EXERCISE DETAILS:
Extract each record and reproduce it exactly.

Entries taken from a collection

** start **

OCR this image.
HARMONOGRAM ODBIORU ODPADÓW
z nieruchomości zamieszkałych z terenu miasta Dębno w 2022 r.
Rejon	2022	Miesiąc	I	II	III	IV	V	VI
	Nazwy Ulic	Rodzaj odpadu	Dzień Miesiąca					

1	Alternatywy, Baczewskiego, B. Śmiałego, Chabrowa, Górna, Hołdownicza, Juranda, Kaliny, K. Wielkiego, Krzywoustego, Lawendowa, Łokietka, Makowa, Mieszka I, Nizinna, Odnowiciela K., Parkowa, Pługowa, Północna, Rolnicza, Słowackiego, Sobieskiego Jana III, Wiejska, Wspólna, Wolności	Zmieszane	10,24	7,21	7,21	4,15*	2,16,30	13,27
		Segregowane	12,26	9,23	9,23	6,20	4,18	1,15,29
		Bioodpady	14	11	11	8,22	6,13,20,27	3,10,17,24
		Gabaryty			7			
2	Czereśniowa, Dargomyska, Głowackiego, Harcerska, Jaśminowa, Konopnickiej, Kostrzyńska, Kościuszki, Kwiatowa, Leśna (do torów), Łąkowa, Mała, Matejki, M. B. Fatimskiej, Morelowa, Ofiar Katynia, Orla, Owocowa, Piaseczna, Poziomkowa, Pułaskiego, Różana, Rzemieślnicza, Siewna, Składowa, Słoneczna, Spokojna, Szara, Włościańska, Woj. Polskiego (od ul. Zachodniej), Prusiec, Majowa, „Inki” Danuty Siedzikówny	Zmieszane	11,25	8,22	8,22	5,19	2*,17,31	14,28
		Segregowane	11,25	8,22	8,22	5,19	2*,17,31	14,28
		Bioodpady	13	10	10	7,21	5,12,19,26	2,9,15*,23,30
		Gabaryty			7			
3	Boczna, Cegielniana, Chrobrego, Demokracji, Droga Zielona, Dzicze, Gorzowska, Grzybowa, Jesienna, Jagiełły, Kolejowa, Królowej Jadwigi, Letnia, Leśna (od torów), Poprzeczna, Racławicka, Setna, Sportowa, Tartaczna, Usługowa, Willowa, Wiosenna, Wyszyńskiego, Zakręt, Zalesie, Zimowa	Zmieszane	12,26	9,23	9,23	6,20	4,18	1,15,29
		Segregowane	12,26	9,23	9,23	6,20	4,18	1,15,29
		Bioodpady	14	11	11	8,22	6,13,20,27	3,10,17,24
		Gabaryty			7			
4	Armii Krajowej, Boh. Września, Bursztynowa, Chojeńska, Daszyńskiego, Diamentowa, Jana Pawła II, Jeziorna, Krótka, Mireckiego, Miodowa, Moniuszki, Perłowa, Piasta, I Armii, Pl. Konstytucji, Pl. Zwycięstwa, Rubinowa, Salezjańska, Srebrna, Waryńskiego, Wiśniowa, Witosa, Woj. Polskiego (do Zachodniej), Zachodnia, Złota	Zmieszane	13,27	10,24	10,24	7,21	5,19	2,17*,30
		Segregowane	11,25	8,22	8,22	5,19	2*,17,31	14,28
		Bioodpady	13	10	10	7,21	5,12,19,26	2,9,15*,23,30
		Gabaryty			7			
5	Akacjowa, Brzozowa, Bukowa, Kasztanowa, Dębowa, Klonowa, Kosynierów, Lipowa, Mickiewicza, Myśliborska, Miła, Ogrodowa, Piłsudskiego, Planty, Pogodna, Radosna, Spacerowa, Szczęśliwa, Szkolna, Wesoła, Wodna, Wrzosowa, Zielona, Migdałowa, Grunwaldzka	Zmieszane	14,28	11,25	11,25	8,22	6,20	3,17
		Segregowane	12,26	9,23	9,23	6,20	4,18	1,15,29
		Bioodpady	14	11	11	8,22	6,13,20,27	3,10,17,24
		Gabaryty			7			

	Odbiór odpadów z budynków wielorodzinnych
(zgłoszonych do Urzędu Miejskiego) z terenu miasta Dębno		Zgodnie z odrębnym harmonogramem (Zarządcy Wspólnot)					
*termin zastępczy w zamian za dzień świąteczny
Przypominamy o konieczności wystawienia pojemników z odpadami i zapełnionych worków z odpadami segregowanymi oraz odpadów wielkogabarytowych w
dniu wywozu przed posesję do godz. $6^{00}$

** end **

FULL OUTPUT:
OCR this image.
HARMONOGRAM ODBIORU ODPADÓW
z nieruchomości zamieszkałych z terenu miasta Dębno w 2022 r.
Rejon	2022	Miesiąc	I	II	III	IV	V	VI
	Nazwy Ulic	Rodzaj odpadu	Dzień Miesiąca					

1	Alternatywy, Baczewskiego, B. Śmiałego, Chabrowa, Górna, Hołdownicza, Juranda, Kaliny, K. Wielkiego, Krzywoustego, Lawendowa, Łokietka, Makowa, Mieszka I, Nizinna, Odnowiciela K., Parkowa, Pługowa, Północna, Rolnicza, Słowackiego, Sobieskiego Jana III, Wiejska, Wspólna, Wolności	Zmieszane	10,24	7,21	7,21	4,15*	2,16,30	13,27
		Segregowane	12,26	9,23	9,23	6,20	4,18	1,15,29
		Bioodpady	14	11	11	8,22	6,13,20,27	3,10,17,24
		Gabaryty			7			
2	Czereśniowa, Dargomyska, Głowackiego, Harcerska, Jaśminowa, Konopnickiej, Kostrzyńska, Kościuszki, Kwiatowa, Leśna (do torów), Łąkowa, Mała, Matejki, M. B. Fatimskiej, Morelowa, Ofiar Katynia, Orla, Owocowa, Piaseczna, Poziomkowa, Pułaskiego, Różana, Rzemieślnicza, Siewna, Składowa, Słoneczna, Spokojna, Szara, Włościańska, Woj. Polskiego (od ul. Zachodniej), Prusiec, Majowa, „Inki” Danuty Siedzikówny	Zmieszane	11,25	8,22	8,22	5,19	2*,17,31	14,28
		Segregowane	11,25	8,22	8,22	5,19	2*,17,31	14,28
		Bioodpady	13	10	10	7,21	5,12,19,26	2,9,15*,23,30
		Gabaryty			7			
3	Boczna, Cegielniana, Chrobrego, Demokracji, Droga Zielona, Dzicze, Gorzowska, Grzybowa, Jesienna, Jagiełły, Kolejowa, Królowej Jadwigi, Letnia, Leśna (od torów), Poprzeczna, Racławicka, Setna, Sportowa, Tartaczna, Usługowa, Willowa, Wiosenna, Wyszyńskiego, Zakręt, Zalesie, Zimowa	Zmieszane	12,26	9,23	9,23	6,20	4,18	1,15,29
		Segregowane	12,26	9,23	9,23	6,20	4,18	1,15,29
		Bioodpady	14	11	11	8,22	6,13,20,27	3,10,17,24
		Gabaryty			7			
4	Armii Krajowej, Boh. Września, Bursztynowa, Chojeńska, Daszyńskiego, Diamentowa, Jana Pawła II, Jeziorna, Krótka, Mireckiego, Miodowa, Moniuszki, Perłowa, Piasta, I Armii, Pl. Konstytucji, Pl. Zwycięstwa, Rubinowa, Salezjańska, Srebrna, Waryńskiego, Wiśniowa, Witosa, Woj. Polskiego (do Zachodniej), Zachodnia, Złota	Zmieszane	13,27	10,24	10,24	7,21	5,19	2,17*,30
		Segregowane	11,25	8,22	8,22	5,19	2*,17,31	14,28
		Bioodpady	13	10	10	7,21	5,12,19,26	2,9,15*,23,30
		Gabaryty			7			
5	Akacjowa, Brzozowa, Bukowa, Kasztanowa, Dębowa, Klonowa, Kosynierów, Lipowa, Mickiewicza, Myśliborska, Miła, Ogrodowa, Piłsudskiego, Planty, Pogodna, Radosna, Spacerowa, Szczęśliwa, Szkolna, Wesoła, Wodna, Wrzosowa, Zielona, Migdałowa, Grunwaldzka	Zmieszane	14,28	11,25	11,25	8,22	6,20	3,17
		Segregowane	12,26	9,23	9,23	6,20	4,18	1,15,29
		Bioodpady	14	11	11	8,22	6,13,20,27	3,10,17,24
		Gabaryty			7			

	Odbiór odpadów z budynków wielorodzinnych
(zgłoszonych do Urzędu Miejskiego) z terenu miasta Dębno		Zgodnie z odrębnym harmonogramem (Zarządcy Wspólnot)					
*termin zastępczy w zamian za dzień świąteczny
Przypominamy o konieczności wystawienia pojemników z odpadami i zapełnionych worków z odpadami segregowanymi oraz odpadów wielkogabarytowych w
dniu wywozu przed posesję do godz. $6^{00}$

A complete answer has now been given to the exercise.